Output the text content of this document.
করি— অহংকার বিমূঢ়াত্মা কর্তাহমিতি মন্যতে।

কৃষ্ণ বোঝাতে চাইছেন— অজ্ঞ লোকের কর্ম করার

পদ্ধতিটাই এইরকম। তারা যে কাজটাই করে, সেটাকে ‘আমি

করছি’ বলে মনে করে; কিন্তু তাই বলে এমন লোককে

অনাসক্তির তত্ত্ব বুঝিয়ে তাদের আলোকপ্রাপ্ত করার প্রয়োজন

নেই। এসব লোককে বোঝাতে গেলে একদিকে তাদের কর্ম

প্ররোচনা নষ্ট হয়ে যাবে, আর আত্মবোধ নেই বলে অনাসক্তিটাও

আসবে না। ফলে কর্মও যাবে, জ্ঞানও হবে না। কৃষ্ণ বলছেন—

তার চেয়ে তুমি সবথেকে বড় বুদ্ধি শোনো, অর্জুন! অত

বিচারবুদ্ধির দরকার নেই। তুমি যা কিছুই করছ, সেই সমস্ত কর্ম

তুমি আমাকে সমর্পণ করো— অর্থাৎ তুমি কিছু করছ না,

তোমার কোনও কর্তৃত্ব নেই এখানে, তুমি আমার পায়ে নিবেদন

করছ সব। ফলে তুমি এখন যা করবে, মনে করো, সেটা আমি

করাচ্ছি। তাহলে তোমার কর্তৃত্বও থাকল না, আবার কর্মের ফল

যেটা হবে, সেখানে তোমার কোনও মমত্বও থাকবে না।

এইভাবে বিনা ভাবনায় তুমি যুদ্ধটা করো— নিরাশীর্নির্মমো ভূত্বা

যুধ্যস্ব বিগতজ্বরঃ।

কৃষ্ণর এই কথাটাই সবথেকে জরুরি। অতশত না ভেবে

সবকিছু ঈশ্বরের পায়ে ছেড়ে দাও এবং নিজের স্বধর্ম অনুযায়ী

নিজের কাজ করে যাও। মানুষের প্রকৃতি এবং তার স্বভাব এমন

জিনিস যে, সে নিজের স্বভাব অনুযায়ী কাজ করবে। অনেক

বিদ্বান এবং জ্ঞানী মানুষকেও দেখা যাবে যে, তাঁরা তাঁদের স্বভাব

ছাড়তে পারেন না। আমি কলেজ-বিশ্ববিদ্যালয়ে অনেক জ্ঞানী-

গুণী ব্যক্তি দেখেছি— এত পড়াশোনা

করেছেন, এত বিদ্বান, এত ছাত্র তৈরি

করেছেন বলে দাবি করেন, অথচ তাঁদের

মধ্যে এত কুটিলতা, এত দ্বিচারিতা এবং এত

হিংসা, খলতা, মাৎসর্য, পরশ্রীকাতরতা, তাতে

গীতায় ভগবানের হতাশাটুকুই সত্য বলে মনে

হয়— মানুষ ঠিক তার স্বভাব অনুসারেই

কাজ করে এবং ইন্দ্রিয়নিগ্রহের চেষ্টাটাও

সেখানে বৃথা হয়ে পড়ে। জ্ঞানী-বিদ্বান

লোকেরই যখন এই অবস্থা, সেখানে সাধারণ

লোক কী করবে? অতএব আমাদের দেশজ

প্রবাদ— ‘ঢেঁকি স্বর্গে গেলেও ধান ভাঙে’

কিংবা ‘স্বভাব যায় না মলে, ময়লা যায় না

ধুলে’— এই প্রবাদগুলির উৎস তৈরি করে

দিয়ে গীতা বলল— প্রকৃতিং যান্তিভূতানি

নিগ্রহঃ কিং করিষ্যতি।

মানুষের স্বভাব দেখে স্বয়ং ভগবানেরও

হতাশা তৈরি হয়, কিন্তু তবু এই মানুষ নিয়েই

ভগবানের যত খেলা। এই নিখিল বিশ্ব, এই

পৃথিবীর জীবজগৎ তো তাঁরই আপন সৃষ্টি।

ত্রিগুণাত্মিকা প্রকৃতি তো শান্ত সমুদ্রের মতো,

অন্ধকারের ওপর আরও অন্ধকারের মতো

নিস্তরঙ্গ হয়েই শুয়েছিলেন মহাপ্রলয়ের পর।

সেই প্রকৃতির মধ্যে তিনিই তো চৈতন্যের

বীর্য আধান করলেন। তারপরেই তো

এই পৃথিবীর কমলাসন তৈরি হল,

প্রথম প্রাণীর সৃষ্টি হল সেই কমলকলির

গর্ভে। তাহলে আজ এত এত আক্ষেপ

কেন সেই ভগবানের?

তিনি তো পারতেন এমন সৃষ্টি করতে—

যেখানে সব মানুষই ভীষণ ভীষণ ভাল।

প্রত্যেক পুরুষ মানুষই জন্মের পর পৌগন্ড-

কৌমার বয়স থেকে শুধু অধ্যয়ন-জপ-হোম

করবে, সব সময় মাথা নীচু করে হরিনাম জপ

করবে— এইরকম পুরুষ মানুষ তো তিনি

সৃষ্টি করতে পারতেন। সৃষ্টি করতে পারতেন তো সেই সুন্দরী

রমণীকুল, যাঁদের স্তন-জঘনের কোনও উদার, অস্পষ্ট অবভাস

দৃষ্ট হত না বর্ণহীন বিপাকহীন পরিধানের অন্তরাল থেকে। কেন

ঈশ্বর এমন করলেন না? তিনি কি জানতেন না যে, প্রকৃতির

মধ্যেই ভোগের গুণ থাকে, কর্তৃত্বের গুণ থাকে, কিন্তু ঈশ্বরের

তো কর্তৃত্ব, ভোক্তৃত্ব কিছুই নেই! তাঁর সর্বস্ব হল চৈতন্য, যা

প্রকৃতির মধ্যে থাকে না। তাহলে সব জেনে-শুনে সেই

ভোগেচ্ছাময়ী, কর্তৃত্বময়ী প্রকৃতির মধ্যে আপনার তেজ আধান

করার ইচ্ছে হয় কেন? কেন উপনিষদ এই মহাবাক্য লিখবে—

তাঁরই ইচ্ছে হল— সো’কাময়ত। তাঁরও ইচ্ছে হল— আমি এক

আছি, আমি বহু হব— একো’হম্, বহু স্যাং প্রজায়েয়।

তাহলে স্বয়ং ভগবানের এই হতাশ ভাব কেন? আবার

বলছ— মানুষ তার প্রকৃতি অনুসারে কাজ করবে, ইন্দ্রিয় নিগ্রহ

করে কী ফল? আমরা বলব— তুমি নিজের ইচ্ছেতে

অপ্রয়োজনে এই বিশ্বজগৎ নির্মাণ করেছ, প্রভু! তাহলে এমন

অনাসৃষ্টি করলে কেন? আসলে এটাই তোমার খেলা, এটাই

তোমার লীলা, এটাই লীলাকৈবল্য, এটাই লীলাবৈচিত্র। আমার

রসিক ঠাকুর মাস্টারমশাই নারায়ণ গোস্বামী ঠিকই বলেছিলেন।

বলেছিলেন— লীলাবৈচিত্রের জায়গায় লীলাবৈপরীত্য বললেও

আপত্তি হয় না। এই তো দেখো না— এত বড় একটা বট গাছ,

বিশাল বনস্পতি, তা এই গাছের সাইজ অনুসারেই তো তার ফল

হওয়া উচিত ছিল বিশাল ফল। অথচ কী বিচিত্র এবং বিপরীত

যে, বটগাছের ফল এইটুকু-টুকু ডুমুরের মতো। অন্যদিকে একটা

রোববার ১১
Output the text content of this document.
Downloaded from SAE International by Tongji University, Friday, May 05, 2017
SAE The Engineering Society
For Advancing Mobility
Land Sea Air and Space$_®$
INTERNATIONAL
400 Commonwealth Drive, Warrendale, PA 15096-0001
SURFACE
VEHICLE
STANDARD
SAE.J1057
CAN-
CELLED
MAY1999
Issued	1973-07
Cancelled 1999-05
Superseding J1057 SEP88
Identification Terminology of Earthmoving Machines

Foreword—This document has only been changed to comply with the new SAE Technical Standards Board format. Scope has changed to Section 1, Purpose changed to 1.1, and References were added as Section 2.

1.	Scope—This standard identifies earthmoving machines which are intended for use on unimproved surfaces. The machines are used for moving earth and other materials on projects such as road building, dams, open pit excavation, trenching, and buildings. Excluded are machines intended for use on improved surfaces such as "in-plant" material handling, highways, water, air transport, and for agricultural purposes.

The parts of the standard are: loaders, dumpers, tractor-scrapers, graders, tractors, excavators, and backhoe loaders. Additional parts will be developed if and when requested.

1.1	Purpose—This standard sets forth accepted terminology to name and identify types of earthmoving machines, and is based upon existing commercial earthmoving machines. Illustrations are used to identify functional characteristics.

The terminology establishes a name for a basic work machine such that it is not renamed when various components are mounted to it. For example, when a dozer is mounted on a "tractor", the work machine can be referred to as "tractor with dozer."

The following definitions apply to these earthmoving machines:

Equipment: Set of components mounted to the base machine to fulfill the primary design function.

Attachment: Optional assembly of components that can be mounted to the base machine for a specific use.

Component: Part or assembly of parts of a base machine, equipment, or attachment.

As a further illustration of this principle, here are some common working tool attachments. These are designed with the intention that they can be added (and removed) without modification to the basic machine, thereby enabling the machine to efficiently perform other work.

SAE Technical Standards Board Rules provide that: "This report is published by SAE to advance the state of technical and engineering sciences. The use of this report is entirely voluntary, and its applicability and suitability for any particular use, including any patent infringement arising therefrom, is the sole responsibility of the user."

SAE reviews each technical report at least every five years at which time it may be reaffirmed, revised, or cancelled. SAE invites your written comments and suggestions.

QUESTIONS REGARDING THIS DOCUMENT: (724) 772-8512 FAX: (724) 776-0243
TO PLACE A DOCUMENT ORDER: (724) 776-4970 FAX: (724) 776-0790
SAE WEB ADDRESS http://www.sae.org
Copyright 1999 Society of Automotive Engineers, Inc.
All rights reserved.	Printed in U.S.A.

..........

Goal:
From the data, list each line in which the string "with" appears.

Written solution:
Foreword—This document has only been changed to comply with the new SAE Technical Standards Board format. Scope has changed to Section 1, Purpose changed to 1.1, and References were added as Section 2.
The terminology establishes a name for a basic work machine such that it is not renamed when various components are mounted to it. For example, when a dozer is mounted on a "tractor", the work machine can be referred to as "tractor with dozer."
As a further illustration of this principle, here are some common working tool attachments. These are designed with the intention that they can be added (and removed) without modification to the basic machine, thereby enabling the machine to efficiently perform other work.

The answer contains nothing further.